Task statement: Looking at the listing beneath, work out how many lines hold "components" and report only that figure.

Exercise input:

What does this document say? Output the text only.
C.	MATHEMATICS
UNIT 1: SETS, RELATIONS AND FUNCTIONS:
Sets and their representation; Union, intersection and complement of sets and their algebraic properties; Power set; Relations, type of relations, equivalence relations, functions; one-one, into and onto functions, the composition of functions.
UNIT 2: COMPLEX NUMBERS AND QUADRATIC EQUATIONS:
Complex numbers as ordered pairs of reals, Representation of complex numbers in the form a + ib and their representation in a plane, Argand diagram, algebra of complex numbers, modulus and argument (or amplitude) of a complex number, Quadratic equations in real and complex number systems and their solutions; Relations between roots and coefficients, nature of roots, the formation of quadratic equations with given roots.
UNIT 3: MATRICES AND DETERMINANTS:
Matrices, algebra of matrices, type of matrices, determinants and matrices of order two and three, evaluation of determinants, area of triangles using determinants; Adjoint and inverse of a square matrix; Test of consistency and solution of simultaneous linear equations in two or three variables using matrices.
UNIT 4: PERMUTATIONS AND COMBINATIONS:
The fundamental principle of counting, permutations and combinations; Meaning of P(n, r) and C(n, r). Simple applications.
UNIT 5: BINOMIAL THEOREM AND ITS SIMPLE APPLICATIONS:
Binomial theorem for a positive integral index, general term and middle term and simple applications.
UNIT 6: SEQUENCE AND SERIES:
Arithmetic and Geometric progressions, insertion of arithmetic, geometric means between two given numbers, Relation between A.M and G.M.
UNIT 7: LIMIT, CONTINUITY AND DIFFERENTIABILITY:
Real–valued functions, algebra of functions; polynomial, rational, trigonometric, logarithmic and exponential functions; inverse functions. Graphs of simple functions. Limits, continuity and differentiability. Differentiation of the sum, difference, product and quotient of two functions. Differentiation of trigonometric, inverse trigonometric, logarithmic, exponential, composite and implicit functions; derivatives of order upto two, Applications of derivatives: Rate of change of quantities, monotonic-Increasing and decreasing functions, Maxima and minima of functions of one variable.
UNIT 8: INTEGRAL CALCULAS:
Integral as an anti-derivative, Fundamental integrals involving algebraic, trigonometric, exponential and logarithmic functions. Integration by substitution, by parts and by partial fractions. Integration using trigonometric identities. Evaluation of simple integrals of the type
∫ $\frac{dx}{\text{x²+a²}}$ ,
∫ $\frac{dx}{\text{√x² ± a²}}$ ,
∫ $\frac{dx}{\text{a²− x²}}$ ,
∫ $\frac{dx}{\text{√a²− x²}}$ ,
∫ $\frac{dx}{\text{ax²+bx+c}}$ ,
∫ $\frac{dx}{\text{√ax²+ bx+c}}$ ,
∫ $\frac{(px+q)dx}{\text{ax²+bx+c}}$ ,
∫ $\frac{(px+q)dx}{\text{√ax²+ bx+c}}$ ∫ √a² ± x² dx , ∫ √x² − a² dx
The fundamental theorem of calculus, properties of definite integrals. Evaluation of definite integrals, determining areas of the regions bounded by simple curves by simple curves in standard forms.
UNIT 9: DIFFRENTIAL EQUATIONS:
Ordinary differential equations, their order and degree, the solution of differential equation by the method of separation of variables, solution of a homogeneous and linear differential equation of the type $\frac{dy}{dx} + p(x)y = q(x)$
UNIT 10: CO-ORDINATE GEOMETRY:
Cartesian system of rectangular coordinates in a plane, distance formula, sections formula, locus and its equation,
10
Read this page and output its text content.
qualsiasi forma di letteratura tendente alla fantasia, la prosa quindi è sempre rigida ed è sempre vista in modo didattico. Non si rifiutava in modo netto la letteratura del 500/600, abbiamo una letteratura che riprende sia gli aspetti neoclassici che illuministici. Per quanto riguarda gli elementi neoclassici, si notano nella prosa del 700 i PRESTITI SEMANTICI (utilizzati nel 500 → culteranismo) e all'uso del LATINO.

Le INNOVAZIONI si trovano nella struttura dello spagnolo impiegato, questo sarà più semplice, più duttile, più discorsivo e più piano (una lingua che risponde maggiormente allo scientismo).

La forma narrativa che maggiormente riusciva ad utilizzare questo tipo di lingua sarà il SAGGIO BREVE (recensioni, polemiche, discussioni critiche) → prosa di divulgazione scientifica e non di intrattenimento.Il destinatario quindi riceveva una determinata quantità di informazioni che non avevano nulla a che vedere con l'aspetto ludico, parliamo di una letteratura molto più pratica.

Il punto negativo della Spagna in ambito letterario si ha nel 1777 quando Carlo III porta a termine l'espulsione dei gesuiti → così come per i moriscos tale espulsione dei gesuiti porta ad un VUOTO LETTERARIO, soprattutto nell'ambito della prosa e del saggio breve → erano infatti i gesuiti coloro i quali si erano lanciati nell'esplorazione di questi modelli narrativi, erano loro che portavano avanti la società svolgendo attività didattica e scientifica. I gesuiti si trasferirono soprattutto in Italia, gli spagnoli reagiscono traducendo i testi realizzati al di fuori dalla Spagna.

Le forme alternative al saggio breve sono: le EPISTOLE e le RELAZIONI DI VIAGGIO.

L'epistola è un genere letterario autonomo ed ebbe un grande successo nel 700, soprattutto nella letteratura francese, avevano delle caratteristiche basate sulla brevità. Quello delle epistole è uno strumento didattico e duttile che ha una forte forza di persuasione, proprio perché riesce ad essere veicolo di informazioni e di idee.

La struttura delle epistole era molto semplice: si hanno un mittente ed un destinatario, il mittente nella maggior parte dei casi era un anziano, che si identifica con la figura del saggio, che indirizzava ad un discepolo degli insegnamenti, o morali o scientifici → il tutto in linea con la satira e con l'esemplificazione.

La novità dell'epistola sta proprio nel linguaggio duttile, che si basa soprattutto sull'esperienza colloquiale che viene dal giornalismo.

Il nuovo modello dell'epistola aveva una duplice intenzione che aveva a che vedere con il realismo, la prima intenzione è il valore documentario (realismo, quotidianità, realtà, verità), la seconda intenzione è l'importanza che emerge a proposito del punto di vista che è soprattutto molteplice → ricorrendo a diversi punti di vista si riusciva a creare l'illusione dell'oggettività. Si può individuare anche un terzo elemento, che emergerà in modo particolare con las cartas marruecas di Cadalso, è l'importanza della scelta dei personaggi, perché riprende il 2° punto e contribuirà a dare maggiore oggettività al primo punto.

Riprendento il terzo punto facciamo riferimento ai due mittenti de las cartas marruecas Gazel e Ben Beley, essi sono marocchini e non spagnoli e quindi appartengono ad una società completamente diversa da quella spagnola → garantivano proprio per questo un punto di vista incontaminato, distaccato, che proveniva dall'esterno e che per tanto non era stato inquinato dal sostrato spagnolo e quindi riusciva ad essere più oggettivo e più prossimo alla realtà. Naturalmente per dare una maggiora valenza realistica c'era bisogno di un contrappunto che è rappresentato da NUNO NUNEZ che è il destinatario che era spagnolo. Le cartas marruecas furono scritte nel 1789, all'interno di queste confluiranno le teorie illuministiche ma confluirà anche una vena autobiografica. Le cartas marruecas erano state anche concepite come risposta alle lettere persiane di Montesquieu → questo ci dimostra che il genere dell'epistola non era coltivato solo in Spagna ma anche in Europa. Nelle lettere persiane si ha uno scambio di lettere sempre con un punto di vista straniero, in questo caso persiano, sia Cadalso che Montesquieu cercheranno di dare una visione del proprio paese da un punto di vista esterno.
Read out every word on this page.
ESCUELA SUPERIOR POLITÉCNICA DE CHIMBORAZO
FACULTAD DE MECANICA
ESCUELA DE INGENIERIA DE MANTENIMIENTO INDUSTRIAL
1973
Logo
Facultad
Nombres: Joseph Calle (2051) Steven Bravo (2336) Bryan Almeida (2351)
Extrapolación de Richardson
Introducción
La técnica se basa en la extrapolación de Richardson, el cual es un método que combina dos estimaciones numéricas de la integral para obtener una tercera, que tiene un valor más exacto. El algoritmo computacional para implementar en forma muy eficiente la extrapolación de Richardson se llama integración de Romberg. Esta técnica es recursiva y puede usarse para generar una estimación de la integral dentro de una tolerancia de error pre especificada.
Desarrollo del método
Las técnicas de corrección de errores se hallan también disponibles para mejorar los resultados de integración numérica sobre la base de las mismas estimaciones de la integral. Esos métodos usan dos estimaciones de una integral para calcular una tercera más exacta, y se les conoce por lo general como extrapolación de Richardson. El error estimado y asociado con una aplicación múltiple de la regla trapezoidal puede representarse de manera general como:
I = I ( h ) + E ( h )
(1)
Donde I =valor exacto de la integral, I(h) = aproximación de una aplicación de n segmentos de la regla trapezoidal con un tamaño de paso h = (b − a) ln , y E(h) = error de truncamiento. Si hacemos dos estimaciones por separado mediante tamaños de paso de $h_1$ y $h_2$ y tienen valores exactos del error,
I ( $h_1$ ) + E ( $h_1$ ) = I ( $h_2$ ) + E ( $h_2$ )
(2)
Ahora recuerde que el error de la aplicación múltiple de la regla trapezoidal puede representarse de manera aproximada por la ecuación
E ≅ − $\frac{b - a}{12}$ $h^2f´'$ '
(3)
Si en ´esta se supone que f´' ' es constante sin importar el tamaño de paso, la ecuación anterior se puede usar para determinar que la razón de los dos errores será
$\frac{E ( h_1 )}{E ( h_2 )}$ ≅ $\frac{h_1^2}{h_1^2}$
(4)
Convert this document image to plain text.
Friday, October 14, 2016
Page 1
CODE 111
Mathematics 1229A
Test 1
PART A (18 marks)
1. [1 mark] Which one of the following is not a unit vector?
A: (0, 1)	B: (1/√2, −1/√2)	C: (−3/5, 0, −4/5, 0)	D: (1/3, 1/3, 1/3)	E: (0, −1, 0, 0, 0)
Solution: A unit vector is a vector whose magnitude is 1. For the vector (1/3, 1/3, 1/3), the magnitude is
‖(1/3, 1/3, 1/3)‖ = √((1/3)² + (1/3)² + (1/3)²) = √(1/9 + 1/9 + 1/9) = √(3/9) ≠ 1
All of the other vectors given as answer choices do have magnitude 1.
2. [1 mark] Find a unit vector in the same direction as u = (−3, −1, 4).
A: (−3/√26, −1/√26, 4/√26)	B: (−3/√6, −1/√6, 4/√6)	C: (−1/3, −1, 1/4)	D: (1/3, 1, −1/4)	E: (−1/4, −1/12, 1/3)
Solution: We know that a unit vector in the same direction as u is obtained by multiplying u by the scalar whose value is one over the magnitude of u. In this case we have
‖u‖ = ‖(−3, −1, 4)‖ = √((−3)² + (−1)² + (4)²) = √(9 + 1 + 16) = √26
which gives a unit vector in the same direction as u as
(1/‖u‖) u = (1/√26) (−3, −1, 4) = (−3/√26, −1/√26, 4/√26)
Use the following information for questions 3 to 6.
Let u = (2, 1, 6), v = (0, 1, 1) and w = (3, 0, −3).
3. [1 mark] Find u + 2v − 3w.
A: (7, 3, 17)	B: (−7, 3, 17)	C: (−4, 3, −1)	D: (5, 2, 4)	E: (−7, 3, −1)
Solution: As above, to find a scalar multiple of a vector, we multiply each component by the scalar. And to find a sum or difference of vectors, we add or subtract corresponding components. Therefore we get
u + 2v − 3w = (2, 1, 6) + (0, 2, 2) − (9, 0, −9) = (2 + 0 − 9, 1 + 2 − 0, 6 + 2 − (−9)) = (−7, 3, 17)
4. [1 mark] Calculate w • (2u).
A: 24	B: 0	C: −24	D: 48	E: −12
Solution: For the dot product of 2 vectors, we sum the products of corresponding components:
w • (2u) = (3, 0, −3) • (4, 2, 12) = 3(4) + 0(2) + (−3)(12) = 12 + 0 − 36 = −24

Exercise solution: 2